**TASK BRIEF**
Print, exactly and completely, every entry in the data.

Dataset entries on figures
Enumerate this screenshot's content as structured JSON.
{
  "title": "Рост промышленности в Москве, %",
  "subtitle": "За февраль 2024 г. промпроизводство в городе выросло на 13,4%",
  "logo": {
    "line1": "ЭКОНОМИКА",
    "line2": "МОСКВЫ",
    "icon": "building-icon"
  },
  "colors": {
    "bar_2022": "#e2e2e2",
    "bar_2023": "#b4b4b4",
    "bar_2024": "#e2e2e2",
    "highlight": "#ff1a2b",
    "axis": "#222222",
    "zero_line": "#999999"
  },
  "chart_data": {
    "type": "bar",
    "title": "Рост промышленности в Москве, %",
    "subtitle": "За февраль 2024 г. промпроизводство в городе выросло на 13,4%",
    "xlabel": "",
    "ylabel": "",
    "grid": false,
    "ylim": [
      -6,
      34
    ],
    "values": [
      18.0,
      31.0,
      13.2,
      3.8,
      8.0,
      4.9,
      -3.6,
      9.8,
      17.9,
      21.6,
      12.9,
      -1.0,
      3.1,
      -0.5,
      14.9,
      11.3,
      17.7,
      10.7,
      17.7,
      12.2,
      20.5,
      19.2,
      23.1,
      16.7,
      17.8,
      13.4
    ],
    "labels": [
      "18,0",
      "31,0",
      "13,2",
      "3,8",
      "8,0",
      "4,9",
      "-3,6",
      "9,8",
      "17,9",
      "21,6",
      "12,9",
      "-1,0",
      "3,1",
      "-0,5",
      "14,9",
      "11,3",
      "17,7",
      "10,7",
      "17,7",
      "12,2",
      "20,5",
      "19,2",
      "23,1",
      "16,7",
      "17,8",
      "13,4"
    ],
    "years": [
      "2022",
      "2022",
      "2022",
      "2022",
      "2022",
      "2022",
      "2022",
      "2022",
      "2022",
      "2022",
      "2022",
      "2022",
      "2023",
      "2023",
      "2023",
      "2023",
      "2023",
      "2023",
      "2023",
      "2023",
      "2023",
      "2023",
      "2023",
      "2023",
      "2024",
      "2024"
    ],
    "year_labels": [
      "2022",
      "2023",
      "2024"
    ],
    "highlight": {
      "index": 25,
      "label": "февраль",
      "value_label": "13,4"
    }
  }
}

**ANSWER TO THIS PROBLEM**
Enumerate this screenshot's content as structured JSON.
{
  "title": "Рост промышленности в Москве, %",
  "subtitle": "За февраль 2024 г. промпроизводство в городе выросло на 13,4%",
  "logo": {
    "line1": "ЭКОНОМИКА",
    "line2": "МОСКВЫ",
    "icon": "building-icon"
  },
  "colors": {
    "bar_2022": "#e2e2e2",
    "bar_2023": "#b4b4b4",
    "bar_2024": "#e2e2e2",
    "highlight": "#ff1a2b",
    "axis": "#222222",
    "zero_line": "#999999"
  },
  "chart_data": {
    "type": "bar",
    "title": "Рост промышленности в Москве, %",
    "subtitle": "За февраль 2024 г. промпроизводство в городе выросло на 13,4%",
    "xlabel": "",
    "ylabel": "",
    "grid": false,
    "ylim": [
      -6,
      34
    ],
    "values": [
      18.0,
      31.0,
      13.2,
      3.8,
      8.0,
      4.9,
      -3.6,
      9.8,
      17.9,
      21.6,
      12.9,
      -1.0,
      3.1,
      -0.5,
      14.9,
      11.3,
      17.7,
      10.7,
      17.7,
      12.2,
      20.5,
      19.2,
      23.1,
      16.7,
      17.8,
      13.4
    ],
    "labels": [
      "18,0",
      "31,0",
      "13,2",
      "3,8",
      "8,0",
      "4,9",
      "-3,6",
      "9,8",
      "17,9",
      "21,6",
      "12,9",
      "-1,0",
      "3,1",
      "-0,5",
      "14,9",
      "11,3",
      "17,7",
      "10,7",
      "17,7",
      "12,2",
      "20,5",
      "19,2",
      "23,1",
      "16,7",
      "17,8",
      "13,4"
    ],
    "years": [
      "2022",
      "2022",
      "2022",
      "2022",
      "2022",
      "2022",
      "2022",
      "2022",
      "2022",
      "2022",
      "2022",
      "2022",
      "2023",
      "2023",
      "2023",
      "2023",
      "2023",
      "2023",
      "2023",
      "2023",
      "2023",
      "2023",
      "2023",
      "2023",
      "2024",
      "2024"
    ],
    "year_labels": [
      "2022",
      "2023",
      "2024"
    ],
    "highlight": {
      "index": 25,
      "label": "февраль",
      "value_label": "13,4"
    }
  }
}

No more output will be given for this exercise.